Chart and figure data:
──────
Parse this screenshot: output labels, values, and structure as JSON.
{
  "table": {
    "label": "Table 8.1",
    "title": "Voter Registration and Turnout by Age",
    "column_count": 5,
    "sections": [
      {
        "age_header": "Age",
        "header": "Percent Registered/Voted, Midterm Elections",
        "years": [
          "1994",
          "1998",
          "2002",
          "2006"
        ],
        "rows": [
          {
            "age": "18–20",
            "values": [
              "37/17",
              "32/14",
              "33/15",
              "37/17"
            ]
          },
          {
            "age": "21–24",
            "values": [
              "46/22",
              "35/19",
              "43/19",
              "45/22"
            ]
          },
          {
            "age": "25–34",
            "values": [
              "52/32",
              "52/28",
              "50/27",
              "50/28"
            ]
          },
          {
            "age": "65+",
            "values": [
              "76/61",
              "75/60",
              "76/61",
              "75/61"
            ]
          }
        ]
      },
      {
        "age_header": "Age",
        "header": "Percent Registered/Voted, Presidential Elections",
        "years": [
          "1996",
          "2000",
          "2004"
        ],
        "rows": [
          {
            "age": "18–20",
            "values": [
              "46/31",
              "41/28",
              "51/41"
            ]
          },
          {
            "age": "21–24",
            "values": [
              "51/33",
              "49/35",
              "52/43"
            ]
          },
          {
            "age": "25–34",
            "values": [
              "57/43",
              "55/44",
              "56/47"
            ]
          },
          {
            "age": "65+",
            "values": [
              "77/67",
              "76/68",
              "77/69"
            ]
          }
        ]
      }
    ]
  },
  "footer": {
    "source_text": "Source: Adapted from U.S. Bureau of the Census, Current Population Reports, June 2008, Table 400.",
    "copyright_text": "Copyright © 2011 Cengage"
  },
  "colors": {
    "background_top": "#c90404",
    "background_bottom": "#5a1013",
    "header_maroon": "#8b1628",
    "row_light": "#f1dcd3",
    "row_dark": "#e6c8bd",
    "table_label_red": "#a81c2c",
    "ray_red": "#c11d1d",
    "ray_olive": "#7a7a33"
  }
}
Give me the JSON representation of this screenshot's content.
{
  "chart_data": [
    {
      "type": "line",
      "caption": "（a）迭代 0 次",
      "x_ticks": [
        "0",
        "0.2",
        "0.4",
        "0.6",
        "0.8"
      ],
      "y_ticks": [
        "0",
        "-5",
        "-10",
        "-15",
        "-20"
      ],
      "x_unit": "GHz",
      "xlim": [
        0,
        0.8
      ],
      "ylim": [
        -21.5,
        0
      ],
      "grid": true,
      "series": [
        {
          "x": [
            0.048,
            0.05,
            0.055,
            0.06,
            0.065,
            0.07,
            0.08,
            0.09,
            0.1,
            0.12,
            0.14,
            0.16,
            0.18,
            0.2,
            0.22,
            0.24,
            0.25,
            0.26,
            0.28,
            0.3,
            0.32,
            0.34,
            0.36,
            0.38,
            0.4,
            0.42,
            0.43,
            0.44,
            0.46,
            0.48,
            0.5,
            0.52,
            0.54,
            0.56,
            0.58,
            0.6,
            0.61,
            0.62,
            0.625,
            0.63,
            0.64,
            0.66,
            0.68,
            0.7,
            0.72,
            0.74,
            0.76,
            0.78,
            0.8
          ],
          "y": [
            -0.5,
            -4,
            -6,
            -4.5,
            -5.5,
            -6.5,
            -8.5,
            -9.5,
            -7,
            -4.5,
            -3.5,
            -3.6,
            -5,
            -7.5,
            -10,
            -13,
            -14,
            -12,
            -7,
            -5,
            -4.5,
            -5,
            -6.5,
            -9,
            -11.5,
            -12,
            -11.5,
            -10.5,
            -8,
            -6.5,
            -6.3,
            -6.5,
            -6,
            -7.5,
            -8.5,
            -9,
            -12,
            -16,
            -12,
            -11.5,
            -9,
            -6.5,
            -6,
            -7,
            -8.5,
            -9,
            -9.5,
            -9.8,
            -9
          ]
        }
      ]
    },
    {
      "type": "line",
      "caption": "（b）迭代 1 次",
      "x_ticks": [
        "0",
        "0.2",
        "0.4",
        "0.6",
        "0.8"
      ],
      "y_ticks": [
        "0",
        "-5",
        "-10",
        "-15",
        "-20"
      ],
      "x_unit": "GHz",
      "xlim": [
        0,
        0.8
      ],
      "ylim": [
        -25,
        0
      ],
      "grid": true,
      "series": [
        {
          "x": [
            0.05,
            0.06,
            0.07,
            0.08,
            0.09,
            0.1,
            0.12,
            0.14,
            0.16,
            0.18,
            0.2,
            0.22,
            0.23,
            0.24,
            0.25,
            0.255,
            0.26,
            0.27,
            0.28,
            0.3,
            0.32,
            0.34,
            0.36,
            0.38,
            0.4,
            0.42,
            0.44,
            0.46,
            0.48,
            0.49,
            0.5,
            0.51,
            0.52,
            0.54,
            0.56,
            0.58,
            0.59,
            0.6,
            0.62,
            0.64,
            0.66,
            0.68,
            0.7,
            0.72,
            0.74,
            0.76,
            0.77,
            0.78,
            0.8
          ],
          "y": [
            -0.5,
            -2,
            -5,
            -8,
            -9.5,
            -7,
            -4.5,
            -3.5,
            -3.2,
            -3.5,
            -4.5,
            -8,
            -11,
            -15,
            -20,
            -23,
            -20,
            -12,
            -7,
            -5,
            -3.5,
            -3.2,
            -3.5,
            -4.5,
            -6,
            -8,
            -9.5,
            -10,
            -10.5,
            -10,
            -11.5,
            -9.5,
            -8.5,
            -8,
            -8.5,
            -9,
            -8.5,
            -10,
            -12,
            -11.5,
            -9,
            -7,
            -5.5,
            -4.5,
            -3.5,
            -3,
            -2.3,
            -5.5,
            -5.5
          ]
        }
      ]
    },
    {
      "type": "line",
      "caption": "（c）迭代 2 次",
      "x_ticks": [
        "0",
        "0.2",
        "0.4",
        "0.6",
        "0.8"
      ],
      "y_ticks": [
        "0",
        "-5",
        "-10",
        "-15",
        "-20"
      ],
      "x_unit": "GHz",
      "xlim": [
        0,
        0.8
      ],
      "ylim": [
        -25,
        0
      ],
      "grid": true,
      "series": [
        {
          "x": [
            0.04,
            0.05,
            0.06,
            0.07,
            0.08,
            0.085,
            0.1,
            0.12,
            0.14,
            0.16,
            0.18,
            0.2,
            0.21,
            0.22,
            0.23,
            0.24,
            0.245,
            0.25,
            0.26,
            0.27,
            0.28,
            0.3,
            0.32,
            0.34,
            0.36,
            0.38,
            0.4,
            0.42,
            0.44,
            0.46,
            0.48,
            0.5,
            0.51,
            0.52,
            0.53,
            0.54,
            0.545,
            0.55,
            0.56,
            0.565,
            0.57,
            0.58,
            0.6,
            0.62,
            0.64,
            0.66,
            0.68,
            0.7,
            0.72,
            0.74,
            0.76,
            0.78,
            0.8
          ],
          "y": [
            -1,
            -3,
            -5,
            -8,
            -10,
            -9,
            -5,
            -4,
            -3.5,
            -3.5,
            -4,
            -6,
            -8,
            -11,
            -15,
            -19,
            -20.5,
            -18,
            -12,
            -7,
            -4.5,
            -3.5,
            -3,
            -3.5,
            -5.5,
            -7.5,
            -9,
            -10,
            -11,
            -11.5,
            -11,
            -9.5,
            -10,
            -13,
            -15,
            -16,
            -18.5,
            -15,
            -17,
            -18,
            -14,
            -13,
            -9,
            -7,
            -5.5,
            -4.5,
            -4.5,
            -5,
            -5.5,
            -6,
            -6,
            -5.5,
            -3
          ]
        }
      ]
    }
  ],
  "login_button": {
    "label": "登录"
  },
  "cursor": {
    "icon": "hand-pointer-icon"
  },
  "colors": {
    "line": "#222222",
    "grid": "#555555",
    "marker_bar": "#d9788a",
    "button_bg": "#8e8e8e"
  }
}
──────
* What to produce *
Make a tally of the lines in this data that include the string "screenshot", and answer with that tally alone.

* Task output *
2